_JOB:_ Will you restate verbatim the lines running from the line with "OCR this image." to the end of the data, leaving out everything else?

_Records contained in a dataset:_
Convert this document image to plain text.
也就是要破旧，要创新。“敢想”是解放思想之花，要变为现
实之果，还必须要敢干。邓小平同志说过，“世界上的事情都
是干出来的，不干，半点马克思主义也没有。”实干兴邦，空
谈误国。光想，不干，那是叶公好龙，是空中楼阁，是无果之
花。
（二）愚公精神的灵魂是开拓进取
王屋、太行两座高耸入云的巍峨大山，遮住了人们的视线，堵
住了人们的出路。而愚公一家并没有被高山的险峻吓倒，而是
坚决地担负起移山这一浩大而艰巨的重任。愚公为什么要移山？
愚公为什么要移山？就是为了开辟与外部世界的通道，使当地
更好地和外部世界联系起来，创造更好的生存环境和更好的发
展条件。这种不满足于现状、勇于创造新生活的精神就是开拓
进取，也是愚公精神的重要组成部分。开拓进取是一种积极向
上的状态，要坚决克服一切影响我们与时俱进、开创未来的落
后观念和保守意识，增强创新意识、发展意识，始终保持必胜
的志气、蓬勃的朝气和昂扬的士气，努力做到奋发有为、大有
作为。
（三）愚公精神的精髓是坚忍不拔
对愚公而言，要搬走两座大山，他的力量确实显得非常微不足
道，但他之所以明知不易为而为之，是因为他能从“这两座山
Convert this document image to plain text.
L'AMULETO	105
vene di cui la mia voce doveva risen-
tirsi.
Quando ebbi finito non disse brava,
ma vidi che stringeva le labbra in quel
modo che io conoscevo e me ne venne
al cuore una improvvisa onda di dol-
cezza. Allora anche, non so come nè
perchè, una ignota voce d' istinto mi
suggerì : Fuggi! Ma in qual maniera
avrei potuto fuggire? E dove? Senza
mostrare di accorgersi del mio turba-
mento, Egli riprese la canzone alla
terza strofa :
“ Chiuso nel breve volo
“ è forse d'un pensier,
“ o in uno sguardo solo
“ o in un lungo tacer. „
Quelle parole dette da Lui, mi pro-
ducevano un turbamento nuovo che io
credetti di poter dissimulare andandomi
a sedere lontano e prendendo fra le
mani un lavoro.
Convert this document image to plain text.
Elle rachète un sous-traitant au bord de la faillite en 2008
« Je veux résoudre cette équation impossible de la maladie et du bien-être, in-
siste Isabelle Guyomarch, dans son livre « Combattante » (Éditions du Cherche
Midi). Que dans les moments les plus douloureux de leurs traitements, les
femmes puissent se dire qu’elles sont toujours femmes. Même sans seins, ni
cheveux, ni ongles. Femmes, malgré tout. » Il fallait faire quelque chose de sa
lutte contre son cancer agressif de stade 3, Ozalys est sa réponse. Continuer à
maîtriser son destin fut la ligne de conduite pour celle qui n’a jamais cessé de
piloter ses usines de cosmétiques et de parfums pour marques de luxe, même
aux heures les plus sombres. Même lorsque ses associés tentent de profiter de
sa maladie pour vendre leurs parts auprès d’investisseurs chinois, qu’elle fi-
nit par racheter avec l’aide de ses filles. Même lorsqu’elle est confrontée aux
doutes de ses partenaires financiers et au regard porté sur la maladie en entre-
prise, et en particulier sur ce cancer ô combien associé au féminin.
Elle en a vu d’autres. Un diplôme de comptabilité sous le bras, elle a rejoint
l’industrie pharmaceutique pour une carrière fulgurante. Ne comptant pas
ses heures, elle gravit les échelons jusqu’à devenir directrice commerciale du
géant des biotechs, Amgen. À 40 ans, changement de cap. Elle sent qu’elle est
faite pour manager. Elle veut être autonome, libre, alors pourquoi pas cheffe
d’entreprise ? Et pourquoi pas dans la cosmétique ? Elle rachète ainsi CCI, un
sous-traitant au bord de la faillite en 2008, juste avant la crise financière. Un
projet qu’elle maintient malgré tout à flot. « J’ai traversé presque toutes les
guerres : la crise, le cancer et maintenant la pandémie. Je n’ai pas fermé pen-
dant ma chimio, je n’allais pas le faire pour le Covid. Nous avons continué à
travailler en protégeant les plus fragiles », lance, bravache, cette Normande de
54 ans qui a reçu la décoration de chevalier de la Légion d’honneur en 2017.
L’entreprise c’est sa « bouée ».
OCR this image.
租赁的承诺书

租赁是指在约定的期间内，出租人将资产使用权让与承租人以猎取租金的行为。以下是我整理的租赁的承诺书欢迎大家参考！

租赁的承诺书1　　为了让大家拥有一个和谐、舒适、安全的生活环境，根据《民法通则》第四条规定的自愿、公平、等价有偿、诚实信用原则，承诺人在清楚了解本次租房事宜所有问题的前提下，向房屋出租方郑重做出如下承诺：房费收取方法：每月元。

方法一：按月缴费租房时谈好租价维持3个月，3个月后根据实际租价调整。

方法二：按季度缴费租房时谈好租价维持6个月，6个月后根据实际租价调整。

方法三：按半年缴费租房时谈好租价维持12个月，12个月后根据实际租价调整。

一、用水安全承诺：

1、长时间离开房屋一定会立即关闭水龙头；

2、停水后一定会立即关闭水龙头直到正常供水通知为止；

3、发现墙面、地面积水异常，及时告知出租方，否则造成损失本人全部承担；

_THE OUTPUT:_
OCR this image.
租赁的承诺书

租赁是指在约定的期间内，出租人将资产使用权让与承租人以猎取租金的行为。以下是我整理的租赁的承诺书欢迎大家参考！

租赁的承诺书1　　为了让大家拥有一个和谐、舒适、安全的生活环境，根据《民法通则》第四条规定的自愿、公平、等价有偿、诚实信用原则，承诺人在清楚了解本次租房事宜所有问题的前提下，向房屋出租方郑重做出如下承诺：房费收取方法：每月元。

方法一：按月缴费租房时谈好租价维持3个月，3个月后根据实际租价调整。

方法二：按季度缴费租房时谈好租价维持6个月，6个月后根据实际租价调整。

方法三：按半年缴费租房时谈好租价维持12个月，12个月后根据实际租价调整。

一、用水安全承诺：

1、长时间离开房屋一定会立即关闭水龙头；

2、停水后一定会立即关闭水龙头直到正常供水通知为止；

3、发现墙面、地面积水异常，及时告知出租方，否则造成损失本人全部承担；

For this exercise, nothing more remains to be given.